> _What this task involves_: What number of lines in the material contain the word "Density"? Give that number alone.

Data records
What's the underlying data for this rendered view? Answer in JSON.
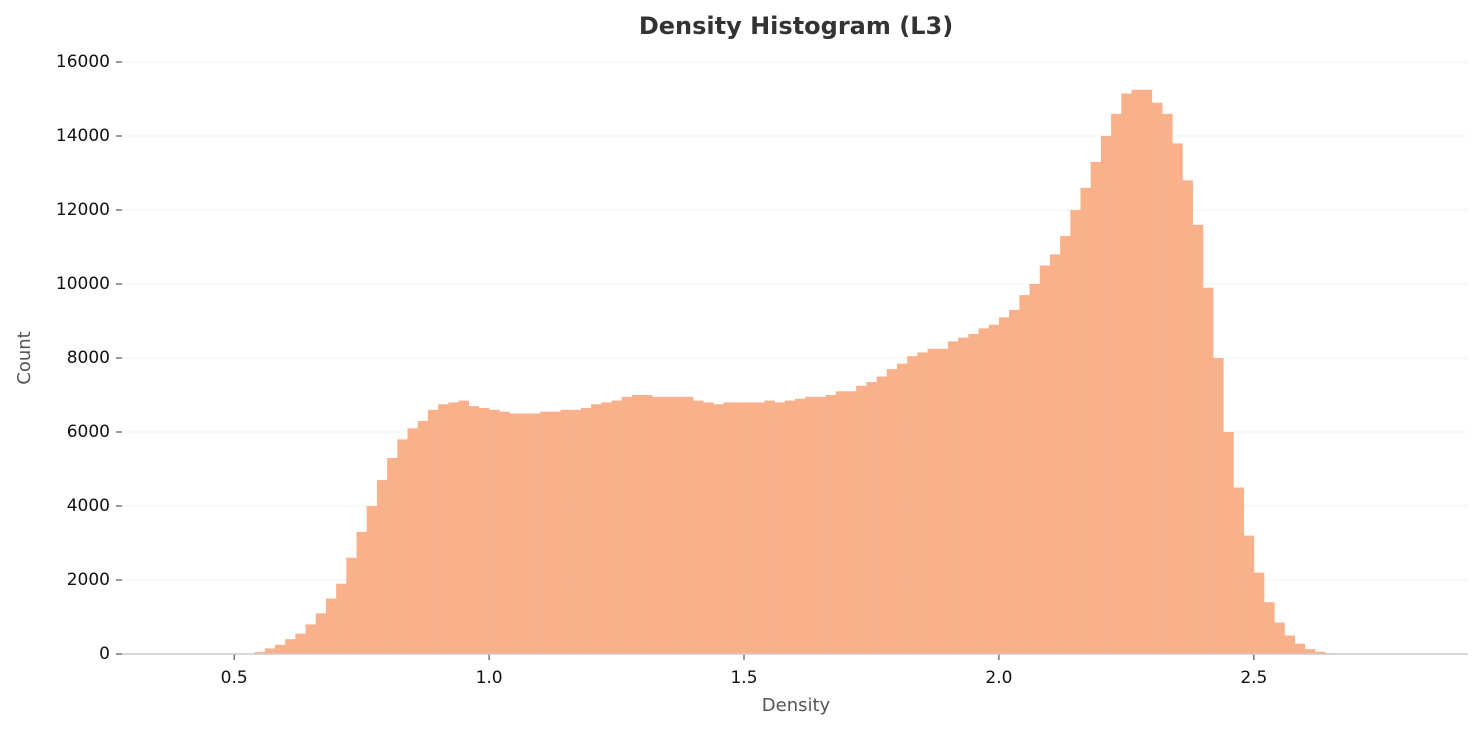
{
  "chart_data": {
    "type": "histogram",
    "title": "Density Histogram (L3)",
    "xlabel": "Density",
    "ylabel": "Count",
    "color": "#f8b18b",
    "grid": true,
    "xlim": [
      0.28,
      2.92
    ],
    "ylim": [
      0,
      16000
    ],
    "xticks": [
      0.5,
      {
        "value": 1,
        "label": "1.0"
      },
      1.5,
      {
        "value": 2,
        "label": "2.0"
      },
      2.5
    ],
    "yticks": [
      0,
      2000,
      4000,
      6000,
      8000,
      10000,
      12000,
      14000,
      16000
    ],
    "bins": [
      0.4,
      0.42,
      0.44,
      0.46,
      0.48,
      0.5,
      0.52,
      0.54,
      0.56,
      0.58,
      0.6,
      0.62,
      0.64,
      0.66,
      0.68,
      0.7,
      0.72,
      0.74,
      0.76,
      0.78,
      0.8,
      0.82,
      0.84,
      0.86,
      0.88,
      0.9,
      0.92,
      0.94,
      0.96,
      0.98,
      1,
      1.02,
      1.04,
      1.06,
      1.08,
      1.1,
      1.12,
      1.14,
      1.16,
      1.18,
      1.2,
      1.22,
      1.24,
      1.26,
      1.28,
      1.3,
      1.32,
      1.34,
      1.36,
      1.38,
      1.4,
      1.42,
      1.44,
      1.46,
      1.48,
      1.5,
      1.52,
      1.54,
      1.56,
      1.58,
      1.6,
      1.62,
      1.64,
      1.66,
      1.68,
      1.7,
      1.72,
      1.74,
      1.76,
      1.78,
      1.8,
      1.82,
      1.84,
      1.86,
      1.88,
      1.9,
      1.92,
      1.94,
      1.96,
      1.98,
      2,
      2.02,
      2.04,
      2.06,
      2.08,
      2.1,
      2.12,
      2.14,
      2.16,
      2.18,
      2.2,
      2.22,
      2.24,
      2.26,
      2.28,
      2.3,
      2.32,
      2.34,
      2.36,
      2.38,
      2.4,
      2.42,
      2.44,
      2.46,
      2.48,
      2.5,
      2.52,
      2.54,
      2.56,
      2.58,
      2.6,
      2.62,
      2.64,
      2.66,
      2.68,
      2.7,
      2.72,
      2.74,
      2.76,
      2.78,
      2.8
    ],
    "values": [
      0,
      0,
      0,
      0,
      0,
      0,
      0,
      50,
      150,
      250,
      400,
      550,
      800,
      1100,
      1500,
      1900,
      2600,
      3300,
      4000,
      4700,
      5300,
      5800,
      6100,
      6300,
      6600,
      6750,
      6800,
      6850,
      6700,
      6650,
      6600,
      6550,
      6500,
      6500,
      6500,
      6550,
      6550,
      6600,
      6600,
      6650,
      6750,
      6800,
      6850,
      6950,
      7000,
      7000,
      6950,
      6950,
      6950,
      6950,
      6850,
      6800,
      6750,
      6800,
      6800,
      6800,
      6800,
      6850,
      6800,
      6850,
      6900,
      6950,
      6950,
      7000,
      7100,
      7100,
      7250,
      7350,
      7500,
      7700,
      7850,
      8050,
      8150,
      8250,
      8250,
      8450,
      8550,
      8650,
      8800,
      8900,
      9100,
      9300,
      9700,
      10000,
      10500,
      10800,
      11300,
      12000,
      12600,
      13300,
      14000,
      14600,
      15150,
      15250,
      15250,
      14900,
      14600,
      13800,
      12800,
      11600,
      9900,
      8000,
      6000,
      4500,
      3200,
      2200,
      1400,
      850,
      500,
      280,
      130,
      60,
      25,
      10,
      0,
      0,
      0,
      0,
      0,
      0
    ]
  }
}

> _Task solution_: 2